Some records
━━━━━━

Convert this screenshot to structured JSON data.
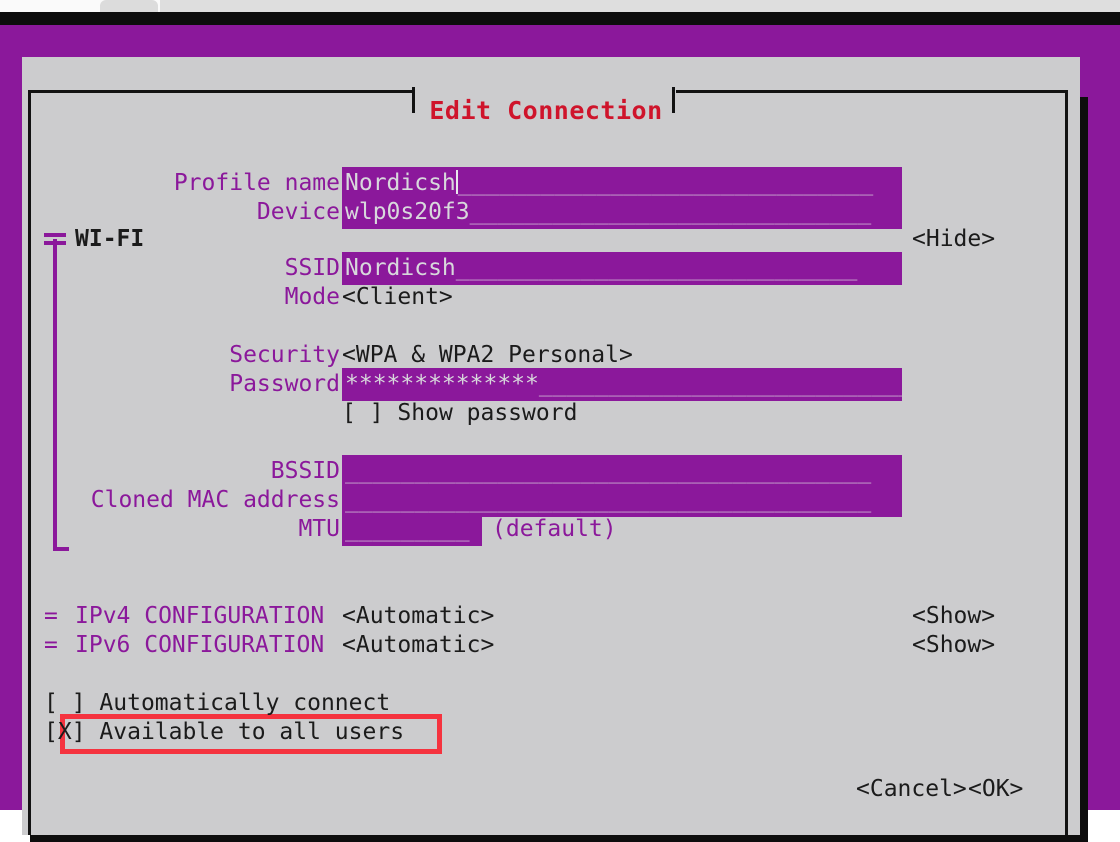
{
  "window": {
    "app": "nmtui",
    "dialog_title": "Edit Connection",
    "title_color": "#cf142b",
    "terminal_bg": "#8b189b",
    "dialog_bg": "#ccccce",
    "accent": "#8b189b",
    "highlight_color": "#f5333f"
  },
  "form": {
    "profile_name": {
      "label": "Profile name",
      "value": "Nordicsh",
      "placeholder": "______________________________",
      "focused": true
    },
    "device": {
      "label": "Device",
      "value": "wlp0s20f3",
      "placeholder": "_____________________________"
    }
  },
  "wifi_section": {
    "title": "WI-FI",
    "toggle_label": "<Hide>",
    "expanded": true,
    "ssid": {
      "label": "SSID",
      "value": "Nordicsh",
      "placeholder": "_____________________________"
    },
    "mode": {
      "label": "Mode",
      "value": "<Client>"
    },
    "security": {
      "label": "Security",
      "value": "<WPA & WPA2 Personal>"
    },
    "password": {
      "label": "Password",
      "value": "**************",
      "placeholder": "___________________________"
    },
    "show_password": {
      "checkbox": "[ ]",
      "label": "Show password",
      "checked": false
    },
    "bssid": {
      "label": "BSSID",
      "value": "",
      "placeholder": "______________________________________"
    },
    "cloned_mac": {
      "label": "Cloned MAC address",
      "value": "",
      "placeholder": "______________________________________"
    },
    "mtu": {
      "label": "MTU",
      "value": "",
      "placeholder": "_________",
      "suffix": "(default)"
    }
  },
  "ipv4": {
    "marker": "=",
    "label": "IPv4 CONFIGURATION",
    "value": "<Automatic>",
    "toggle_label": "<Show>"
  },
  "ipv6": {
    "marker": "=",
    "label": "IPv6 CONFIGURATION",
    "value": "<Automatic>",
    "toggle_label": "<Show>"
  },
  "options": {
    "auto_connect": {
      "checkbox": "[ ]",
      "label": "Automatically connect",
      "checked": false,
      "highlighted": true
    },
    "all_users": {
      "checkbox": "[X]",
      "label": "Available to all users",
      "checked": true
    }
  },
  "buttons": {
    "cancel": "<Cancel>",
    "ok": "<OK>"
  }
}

━━━━━━

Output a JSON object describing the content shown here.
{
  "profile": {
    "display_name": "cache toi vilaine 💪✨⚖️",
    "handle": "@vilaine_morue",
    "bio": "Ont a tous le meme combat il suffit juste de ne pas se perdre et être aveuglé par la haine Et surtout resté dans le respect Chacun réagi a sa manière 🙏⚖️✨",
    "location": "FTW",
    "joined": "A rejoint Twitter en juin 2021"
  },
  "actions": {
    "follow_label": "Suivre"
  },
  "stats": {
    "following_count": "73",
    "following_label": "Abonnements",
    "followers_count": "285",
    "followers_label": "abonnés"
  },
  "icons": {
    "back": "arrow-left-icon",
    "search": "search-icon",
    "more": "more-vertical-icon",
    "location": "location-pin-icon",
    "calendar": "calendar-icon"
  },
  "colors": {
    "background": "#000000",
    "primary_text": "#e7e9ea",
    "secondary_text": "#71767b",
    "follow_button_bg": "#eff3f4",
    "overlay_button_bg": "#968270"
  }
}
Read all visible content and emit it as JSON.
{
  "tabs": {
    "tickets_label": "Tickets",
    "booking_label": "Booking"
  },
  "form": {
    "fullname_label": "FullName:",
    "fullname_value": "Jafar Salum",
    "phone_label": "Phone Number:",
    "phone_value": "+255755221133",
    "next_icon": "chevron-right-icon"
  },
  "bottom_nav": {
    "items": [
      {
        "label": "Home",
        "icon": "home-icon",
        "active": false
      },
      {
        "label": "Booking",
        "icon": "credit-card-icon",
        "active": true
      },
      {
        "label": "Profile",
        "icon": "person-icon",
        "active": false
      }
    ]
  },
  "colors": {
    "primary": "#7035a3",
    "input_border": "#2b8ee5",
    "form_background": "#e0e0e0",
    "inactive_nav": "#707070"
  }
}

━━━━━━

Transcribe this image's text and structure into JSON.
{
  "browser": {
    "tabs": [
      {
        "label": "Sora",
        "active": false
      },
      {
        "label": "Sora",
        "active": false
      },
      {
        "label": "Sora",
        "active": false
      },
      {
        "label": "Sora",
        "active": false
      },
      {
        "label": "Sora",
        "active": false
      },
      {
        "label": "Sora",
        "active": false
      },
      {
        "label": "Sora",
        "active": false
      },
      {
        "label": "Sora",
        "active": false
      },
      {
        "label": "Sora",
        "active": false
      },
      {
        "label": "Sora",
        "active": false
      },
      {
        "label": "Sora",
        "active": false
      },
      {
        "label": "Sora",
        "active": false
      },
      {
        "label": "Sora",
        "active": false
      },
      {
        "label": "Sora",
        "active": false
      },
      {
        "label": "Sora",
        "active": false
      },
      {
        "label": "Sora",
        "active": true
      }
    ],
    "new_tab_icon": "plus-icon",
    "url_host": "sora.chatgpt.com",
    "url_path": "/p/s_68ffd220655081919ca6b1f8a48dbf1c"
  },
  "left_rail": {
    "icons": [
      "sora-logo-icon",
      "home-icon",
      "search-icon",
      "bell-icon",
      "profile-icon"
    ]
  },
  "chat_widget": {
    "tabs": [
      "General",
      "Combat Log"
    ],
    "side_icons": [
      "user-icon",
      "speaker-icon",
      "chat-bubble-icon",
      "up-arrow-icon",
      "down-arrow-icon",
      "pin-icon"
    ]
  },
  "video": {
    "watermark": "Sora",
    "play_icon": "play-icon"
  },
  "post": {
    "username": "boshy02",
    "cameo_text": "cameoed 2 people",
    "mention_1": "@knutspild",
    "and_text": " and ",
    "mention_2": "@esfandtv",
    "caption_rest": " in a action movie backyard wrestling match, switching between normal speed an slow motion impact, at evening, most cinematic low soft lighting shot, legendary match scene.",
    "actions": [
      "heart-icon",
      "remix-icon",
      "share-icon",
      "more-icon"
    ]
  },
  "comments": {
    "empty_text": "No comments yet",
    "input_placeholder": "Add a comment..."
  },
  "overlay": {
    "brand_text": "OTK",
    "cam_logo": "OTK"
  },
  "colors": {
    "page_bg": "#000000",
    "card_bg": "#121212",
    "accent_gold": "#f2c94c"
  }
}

━━━━━━

**EXERCISE PROMPT**. Search the entries for the word "JSON" and copy every line that has it.

**THE RESULT**.
Convert this screenshot to structured JSON data.
Output a JSON object describing the content shown here.
Read all visible content and emit it as JSON.
Transcribe this image's text and structure into JSON.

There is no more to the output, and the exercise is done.